_PROBLEM TO SOLVE_. Check every line below for the word "ylabel" and copy the ones that have it.

_PROVIDED INFORMATION_.

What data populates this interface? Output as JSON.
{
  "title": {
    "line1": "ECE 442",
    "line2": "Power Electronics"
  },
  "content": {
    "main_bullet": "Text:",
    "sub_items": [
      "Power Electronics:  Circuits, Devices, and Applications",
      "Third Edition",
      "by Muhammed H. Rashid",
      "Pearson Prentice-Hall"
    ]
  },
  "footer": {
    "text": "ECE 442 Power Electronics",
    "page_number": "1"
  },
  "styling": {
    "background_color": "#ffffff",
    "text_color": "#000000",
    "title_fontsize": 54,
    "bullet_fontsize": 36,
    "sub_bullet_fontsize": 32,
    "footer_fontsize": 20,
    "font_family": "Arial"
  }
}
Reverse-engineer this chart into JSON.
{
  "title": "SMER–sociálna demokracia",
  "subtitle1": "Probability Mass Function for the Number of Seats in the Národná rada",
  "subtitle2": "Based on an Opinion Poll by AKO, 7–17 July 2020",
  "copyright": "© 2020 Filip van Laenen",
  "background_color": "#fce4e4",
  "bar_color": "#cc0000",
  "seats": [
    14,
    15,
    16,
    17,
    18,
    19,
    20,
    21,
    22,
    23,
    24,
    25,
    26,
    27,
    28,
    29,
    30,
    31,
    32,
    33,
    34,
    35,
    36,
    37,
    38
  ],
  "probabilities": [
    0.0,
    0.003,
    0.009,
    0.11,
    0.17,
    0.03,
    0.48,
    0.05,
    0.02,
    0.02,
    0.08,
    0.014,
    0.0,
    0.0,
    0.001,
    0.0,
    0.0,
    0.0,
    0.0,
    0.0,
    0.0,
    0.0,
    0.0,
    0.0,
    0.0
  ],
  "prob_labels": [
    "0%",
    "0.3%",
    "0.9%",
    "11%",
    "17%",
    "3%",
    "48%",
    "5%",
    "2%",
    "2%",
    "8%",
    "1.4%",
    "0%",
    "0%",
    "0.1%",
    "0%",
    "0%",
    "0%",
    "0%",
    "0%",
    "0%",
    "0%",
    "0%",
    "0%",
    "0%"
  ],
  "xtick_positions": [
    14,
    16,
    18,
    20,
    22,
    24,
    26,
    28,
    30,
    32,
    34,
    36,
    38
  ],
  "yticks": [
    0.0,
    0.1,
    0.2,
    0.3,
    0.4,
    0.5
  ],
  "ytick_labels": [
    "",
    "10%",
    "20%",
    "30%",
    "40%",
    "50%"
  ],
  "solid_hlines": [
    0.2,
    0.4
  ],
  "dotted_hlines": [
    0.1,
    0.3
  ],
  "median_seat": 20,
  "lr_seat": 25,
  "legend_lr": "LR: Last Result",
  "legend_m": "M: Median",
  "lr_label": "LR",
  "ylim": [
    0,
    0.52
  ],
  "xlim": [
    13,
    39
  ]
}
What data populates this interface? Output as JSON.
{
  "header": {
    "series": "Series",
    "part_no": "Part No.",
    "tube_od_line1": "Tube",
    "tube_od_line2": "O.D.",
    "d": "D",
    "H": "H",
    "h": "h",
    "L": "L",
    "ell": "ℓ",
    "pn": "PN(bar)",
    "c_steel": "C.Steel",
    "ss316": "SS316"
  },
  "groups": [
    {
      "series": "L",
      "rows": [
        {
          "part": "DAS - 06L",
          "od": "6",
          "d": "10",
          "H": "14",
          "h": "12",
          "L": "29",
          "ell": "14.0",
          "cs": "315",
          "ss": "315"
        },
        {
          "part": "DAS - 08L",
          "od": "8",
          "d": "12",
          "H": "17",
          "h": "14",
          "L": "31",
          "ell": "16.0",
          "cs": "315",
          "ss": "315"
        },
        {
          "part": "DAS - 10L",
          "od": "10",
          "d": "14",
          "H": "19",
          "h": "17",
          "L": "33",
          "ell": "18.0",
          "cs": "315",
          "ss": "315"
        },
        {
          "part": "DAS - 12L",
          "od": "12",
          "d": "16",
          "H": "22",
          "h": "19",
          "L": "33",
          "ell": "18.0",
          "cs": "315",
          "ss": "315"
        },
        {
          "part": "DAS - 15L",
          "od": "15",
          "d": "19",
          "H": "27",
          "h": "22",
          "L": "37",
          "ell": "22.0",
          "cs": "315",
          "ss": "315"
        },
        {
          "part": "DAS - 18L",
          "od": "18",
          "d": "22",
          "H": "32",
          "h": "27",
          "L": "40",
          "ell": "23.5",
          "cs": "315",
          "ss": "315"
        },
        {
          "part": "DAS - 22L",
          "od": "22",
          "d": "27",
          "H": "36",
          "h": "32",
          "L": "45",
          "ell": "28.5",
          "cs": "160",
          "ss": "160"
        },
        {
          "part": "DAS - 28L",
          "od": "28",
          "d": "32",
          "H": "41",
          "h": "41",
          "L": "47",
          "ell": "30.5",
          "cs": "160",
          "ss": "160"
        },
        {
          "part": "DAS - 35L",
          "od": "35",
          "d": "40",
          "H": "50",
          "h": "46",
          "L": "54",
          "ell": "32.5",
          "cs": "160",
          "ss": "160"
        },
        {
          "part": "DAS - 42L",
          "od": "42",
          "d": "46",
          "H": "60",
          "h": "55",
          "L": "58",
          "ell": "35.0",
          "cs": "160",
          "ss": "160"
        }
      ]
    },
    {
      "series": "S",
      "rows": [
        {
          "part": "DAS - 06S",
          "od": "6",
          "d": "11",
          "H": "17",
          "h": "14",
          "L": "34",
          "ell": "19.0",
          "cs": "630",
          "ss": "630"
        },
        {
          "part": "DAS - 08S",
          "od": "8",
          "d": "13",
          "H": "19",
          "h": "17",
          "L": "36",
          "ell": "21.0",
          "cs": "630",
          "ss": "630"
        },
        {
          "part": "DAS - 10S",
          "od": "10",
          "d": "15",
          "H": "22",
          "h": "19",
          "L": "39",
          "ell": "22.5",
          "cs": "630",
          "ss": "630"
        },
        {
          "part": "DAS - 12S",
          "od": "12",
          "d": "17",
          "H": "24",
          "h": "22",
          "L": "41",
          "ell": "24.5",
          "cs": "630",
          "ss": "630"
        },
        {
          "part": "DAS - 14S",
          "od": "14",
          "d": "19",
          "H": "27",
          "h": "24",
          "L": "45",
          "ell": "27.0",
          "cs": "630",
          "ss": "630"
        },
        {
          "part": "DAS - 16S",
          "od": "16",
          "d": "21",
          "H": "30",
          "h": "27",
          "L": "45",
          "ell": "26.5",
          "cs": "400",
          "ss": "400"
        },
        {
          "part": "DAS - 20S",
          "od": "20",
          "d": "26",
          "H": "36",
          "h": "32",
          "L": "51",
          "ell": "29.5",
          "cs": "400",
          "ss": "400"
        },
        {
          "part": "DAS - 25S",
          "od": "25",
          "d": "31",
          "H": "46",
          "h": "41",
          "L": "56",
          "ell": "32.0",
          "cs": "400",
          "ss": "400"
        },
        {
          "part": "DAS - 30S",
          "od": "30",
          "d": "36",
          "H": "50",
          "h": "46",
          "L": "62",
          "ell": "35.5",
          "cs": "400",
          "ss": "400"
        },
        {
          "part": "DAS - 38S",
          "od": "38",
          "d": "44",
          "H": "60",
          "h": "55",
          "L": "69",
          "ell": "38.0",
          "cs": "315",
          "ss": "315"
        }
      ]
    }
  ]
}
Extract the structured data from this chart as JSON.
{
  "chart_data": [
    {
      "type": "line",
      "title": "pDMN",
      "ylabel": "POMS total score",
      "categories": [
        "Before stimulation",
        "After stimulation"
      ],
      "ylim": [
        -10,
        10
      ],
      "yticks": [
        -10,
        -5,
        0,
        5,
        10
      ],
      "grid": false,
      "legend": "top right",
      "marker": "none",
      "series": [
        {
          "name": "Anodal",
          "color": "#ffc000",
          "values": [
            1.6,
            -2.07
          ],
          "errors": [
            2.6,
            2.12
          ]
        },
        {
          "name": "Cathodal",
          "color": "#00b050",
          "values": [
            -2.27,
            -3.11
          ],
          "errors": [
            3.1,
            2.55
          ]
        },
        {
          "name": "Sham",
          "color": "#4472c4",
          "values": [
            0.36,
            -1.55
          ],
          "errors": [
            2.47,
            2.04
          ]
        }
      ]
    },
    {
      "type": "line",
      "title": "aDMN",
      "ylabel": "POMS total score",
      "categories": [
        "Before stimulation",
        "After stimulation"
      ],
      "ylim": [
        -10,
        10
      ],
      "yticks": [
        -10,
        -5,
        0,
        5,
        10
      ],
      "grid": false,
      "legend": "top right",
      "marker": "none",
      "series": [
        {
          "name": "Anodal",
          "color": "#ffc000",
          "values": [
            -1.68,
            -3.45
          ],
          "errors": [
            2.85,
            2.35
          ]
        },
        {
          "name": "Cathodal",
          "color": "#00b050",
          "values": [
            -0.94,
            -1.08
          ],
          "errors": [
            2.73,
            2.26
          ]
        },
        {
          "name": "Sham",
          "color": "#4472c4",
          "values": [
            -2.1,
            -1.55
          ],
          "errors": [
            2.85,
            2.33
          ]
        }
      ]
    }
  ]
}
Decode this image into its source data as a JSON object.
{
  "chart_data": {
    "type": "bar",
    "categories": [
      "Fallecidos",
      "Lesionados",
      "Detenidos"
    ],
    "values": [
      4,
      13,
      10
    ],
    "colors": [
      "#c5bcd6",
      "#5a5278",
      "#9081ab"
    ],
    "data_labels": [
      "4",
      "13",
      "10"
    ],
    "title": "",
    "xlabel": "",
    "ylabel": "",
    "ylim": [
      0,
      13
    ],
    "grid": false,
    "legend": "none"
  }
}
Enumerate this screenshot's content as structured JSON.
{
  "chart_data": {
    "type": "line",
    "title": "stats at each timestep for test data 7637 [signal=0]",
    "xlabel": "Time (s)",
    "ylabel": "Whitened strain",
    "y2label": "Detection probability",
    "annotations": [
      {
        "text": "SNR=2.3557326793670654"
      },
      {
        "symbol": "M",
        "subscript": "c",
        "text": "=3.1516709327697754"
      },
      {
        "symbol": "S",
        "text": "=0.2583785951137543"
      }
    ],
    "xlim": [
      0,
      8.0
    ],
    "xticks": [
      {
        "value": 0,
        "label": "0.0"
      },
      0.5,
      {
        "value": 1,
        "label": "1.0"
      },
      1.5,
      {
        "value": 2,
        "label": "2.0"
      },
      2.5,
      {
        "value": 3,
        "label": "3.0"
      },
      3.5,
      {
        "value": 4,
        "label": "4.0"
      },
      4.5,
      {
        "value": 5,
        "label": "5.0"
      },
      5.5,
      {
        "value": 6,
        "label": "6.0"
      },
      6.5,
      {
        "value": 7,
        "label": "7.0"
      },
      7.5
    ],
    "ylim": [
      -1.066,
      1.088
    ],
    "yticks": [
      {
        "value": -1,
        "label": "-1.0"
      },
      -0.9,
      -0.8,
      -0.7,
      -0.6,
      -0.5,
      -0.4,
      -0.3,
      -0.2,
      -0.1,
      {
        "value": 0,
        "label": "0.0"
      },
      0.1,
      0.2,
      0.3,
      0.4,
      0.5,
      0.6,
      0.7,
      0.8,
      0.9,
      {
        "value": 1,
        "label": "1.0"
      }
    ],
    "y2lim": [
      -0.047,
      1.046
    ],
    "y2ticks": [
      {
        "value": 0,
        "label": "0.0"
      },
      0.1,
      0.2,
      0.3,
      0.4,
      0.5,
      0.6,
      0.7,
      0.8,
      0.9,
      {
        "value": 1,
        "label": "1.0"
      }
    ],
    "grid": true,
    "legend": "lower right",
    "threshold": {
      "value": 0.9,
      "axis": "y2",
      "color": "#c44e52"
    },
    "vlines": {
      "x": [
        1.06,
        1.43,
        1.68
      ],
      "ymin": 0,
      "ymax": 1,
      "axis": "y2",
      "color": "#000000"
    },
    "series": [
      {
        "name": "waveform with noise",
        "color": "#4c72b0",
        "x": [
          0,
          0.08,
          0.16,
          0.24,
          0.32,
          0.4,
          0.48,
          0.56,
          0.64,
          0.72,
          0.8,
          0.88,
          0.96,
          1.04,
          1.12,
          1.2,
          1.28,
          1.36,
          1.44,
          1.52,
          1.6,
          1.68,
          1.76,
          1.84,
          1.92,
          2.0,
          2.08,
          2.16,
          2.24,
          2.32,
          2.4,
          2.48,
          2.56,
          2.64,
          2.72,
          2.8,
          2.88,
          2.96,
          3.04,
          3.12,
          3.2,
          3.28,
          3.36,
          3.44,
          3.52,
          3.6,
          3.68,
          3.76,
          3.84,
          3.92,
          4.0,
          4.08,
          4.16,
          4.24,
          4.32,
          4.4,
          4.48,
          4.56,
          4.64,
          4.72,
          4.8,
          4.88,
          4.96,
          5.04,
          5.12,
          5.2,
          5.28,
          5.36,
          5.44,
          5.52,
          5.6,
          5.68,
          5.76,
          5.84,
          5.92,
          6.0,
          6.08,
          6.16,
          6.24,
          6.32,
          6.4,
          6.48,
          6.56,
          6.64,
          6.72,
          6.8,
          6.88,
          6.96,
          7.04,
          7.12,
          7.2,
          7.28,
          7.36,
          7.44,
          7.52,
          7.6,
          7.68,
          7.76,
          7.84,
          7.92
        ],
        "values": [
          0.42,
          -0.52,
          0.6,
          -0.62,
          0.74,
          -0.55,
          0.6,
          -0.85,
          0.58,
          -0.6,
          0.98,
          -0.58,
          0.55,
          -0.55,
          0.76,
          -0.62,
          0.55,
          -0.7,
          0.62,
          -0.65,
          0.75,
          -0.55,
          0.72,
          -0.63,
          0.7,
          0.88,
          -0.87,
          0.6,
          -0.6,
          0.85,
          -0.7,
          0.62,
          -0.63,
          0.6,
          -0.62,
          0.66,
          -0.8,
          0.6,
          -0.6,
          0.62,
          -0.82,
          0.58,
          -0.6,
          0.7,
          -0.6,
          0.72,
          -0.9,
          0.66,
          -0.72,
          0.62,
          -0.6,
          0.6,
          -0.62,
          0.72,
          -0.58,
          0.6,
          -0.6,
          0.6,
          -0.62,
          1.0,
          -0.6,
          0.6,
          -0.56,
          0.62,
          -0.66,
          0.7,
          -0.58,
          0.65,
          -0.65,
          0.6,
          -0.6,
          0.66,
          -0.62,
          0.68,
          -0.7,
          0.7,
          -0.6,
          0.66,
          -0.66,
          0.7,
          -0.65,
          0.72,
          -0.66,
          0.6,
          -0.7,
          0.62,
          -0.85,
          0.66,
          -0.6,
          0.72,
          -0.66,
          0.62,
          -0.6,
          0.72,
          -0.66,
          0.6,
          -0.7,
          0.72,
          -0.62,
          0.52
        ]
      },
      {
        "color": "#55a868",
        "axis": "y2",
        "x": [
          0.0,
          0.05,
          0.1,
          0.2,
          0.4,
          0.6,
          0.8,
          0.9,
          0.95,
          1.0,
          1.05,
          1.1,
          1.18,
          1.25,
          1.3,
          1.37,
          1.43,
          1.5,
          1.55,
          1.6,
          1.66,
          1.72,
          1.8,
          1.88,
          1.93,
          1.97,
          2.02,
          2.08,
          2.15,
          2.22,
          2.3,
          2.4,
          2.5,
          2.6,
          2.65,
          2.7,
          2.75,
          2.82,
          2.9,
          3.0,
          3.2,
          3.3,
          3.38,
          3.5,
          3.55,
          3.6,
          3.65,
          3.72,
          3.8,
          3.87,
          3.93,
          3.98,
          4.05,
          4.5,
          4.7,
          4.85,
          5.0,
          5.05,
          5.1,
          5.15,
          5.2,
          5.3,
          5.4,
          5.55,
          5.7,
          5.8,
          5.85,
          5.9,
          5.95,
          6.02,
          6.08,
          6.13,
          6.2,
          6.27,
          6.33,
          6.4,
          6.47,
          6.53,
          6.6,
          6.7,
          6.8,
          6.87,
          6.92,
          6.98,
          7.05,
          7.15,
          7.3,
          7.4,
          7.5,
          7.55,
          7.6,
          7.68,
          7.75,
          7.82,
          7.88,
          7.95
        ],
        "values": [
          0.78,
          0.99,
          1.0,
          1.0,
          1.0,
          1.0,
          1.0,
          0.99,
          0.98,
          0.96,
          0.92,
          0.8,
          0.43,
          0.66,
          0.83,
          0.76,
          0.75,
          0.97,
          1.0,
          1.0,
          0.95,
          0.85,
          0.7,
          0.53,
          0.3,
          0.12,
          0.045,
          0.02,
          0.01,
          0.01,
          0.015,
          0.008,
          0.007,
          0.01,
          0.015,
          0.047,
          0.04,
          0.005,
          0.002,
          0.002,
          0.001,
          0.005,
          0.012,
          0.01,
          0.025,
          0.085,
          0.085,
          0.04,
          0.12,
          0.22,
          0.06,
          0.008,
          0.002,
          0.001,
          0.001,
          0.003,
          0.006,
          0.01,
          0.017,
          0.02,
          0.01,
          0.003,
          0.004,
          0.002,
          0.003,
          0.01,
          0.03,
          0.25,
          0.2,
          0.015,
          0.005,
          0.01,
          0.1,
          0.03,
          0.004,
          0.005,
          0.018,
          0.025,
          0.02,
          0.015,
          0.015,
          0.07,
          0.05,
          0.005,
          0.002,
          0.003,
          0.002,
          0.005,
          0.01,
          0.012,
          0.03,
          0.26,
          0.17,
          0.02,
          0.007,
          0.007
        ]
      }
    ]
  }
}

_RESULT OF THIS EXERCISE_.
      "ylabel": "POMS total score",
      "ylabel": "POMS total score",
    "ylabel": "",
    "ylabel": "Whitened strain",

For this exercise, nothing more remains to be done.